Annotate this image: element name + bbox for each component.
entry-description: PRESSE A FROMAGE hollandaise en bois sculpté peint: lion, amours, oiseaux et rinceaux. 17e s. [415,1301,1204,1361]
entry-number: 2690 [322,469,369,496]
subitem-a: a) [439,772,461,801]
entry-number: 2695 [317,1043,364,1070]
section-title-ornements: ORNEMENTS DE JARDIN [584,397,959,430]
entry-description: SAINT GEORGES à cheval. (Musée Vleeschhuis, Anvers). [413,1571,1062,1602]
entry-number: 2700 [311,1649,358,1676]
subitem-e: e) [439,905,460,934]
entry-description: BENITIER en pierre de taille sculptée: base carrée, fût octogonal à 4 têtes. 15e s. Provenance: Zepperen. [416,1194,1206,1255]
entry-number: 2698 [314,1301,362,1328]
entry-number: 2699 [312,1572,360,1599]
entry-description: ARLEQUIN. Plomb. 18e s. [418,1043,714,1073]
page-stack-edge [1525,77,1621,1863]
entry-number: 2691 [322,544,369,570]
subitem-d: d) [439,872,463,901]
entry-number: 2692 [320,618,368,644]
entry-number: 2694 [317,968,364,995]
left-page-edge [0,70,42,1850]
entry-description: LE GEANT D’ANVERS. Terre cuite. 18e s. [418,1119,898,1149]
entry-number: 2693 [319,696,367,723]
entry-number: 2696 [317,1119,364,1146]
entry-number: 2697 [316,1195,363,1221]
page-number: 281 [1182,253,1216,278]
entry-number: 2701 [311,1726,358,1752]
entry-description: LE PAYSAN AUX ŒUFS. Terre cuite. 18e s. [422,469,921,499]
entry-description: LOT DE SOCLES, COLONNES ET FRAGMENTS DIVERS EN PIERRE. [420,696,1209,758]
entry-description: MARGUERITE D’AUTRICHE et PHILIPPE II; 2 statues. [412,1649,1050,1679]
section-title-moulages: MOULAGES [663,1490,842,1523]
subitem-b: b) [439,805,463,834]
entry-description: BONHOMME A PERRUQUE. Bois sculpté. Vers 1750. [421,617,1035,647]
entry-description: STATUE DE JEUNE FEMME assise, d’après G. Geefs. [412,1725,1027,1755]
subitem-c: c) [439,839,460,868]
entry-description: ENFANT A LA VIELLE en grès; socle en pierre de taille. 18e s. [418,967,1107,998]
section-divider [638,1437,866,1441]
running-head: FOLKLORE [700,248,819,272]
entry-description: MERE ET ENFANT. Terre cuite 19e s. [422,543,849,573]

______________________________

**Stated exercise**
Copy every line of the records above without changing any character.

**Correct result**
Annotate this image: element name + bbox for each component.
entry-description: PRESSE A FROMAGE hollandaise en bois sculpté peint: lion, amours, oiseaux et rinceaux. 17e s. [415,1301,1204,1361]
entry-number: 2690 [322,469,369,496]
subitem-a: a) [439,772,461,801]
entry-number: 2695 [317,1043,364,1070]
section-title-ornements: ORNEMENTS DE JARDIN [584,397,959,430]
entry-description: SAINT GEORGES à cheval. (Musée Vleeschhuis, Anvers). [413,1571,1062,1602]
entry-number: 2700 [311,1649,358,1676]
subitem-e: e) [439,905,460,934]
entry-description: BENITIER en pierre de taille sculptée: base carrée, fût octogonal à 4 têtes. 15e s. Provenance: Zepperen. [416,1194,1206,1255]
entry-number: 2698 [314,1301,362,1328]
entry-number: 2699 [312,1572,360,1599]
entry-description: ARLEQUIN. Plomb. 18e s. [418,1043,714,1073]
page-stack-edge [1525,77,1621,1863]
entry-number: 2691 [322,544,369,570]
subitem-d: d) [439,872,463,901]
entry-number: 2692 [320,618,368,644]
entry-number: 2694 [317,968,364,995]
left-page-edge [0,70,42,1850]
entry-description: LE GEANT D’ANVERS. Terre cuite. 18e s. [418,1119,898,1149]
entry-number: 2693 [319,696,367,723]
entry-number: 2696 [317,1119,364,1146]
entry-number: 2697 [316,1195,363,1221]
page-number: 281 [1182,253,1216,278]
entry-number: 2701 [311,1726,358,1752]
entry-description: LE PAYSAN AUX ŒUFS. Terre cuite. 18e s. [422,469,921,499]
entry-description: LOT DE SOCLES, COLONNES ET FRAGMENTS DIVERS EN PIERRE. [420,696,1209,758]
entry-description: MARGUERITE D’AUTRICHE et PHILIPPE II; 2 statues. [412,1649,1050,1679]
section-title-moulages: MOULAGES [663,1490,842,1523]
subitem-b: b) [439,805,463,834]
entry-description: BONHOMME A PERRUQUE. Bois sculpté. Vers 1750. [421,617,1035,647]
entry-description: STATUE DE JEUNE FEMME assise, d’après G. Geefs. [412,1725,1027,1755]
subitem-c: c) [439,839,460,868]
entry-description: ENFANT A LA VIELLE en grès; socle en pierre de taille. 18e s. [418,967,1107,998]
section-divider [638,1437,866,1441]
running-head: FOLKLORE [700,248,819,272]
entry-description: MERE ET ENFANT. Terre cuite 19e s. [422,543,849,573]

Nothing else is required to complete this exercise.